▶ **Job**
Below is a listing. Gather each line of it that contains "title".

--- start Data ---

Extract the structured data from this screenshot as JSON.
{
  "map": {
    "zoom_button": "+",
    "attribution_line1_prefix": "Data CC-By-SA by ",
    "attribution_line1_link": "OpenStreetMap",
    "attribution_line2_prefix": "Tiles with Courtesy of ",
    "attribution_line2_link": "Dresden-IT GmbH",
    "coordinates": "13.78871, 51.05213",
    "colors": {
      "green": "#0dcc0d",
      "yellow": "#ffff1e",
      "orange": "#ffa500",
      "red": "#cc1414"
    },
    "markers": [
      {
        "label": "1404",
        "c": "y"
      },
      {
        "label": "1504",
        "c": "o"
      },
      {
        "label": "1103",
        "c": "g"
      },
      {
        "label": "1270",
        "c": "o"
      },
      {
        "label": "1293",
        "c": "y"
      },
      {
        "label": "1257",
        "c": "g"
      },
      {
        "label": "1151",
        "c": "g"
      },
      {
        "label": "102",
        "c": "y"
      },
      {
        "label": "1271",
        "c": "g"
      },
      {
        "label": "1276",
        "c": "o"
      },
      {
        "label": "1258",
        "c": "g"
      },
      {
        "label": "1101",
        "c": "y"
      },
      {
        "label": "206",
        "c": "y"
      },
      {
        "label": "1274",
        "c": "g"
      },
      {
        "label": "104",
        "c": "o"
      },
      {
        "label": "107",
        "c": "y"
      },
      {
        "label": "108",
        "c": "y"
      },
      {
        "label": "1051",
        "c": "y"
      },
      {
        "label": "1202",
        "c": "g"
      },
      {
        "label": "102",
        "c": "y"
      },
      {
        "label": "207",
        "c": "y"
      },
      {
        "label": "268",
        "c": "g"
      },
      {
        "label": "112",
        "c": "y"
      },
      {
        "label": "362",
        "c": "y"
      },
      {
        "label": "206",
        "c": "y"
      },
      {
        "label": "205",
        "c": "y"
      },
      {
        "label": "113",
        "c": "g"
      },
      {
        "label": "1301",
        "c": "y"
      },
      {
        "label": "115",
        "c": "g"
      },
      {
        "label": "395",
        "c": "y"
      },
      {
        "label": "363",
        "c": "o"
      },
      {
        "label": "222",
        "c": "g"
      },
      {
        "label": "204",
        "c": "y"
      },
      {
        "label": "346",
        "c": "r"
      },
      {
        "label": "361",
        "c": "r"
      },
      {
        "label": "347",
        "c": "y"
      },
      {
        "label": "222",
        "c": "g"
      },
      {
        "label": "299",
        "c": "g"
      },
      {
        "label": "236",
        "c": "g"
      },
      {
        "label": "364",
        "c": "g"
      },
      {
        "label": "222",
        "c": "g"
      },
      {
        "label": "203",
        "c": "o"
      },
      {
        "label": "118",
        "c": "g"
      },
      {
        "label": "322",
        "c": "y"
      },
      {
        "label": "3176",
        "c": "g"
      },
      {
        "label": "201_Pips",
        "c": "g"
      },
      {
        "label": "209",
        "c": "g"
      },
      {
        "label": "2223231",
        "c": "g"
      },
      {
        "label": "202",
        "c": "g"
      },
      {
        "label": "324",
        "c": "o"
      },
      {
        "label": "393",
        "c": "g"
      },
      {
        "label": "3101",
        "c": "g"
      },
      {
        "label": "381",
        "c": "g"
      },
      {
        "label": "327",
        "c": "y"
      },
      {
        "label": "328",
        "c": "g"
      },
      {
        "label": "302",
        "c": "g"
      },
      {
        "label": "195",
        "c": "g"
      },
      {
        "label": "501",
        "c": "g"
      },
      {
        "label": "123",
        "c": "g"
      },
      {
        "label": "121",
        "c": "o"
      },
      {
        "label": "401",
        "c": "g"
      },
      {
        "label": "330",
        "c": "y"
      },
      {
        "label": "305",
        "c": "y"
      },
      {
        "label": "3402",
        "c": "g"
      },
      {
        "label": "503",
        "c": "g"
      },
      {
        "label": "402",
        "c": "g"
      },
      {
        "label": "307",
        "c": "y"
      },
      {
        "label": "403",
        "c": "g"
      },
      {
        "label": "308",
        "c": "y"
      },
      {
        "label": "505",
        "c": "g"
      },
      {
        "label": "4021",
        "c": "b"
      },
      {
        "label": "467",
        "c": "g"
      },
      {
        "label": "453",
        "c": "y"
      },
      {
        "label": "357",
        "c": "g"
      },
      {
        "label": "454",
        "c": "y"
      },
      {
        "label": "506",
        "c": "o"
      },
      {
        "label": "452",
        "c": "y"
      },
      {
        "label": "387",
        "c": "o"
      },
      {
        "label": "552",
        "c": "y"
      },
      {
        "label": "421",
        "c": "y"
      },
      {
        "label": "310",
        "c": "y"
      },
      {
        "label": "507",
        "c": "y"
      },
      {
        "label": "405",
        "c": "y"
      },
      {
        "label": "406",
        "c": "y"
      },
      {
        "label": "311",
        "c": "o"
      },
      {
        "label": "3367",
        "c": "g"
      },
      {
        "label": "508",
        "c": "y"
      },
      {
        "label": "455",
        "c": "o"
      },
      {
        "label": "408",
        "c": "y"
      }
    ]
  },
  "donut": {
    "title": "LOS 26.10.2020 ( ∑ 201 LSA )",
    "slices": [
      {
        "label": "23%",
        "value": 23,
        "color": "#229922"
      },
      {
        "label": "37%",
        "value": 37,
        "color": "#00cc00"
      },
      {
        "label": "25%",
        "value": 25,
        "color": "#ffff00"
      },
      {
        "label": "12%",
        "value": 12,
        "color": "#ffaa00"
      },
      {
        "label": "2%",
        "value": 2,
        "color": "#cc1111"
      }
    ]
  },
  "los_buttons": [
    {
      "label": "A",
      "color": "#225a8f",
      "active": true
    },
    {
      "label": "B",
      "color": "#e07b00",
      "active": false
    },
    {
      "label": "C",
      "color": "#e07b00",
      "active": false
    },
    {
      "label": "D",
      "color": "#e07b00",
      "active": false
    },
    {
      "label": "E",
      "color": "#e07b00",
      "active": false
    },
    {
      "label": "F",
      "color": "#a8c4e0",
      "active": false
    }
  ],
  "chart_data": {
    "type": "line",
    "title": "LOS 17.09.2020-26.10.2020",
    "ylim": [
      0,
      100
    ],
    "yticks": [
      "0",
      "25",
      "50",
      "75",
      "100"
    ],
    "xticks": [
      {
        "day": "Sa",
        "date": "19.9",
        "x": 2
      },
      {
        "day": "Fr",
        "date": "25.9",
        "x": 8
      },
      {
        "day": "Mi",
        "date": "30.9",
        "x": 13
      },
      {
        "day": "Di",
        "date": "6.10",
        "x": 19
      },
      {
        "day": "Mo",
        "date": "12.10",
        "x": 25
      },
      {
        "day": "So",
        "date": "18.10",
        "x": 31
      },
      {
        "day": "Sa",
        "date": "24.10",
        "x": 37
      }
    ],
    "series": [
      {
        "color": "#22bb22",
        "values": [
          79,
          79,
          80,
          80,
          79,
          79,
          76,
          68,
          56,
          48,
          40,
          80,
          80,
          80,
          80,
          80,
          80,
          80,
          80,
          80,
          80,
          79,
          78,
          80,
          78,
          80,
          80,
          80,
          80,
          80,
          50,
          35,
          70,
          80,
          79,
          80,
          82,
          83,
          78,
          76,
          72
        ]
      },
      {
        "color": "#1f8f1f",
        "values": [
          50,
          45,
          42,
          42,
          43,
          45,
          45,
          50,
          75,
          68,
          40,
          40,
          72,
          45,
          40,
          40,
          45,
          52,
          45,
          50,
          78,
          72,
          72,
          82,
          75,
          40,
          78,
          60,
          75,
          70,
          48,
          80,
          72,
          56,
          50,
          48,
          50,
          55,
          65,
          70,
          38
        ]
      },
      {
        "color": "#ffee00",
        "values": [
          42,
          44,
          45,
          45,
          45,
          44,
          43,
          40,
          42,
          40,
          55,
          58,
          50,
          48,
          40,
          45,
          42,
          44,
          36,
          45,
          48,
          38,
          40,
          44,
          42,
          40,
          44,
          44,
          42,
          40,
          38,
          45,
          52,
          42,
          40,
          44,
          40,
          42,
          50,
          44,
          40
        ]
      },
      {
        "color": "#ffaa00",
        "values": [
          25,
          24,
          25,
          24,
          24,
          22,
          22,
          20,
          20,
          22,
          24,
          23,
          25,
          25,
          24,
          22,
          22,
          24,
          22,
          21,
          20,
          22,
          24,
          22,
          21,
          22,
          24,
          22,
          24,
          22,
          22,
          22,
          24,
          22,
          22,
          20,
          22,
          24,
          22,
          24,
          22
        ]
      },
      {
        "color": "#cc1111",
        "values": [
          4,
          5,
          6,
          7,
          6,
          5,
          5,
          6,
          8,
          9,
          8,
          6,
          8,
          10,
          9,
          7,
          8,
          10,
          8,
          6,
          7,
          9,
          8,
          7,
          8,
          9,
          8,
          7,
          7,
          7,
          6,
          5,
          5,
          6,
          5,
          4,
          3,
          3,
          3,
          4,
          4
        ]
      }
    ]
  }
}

--- end Data ---

▶ **Response below**
    "title": "LOS 26.10.2020 ( ∑ 201 LSA )",
    "title": "LOS 17.09.2020-26.10.2020",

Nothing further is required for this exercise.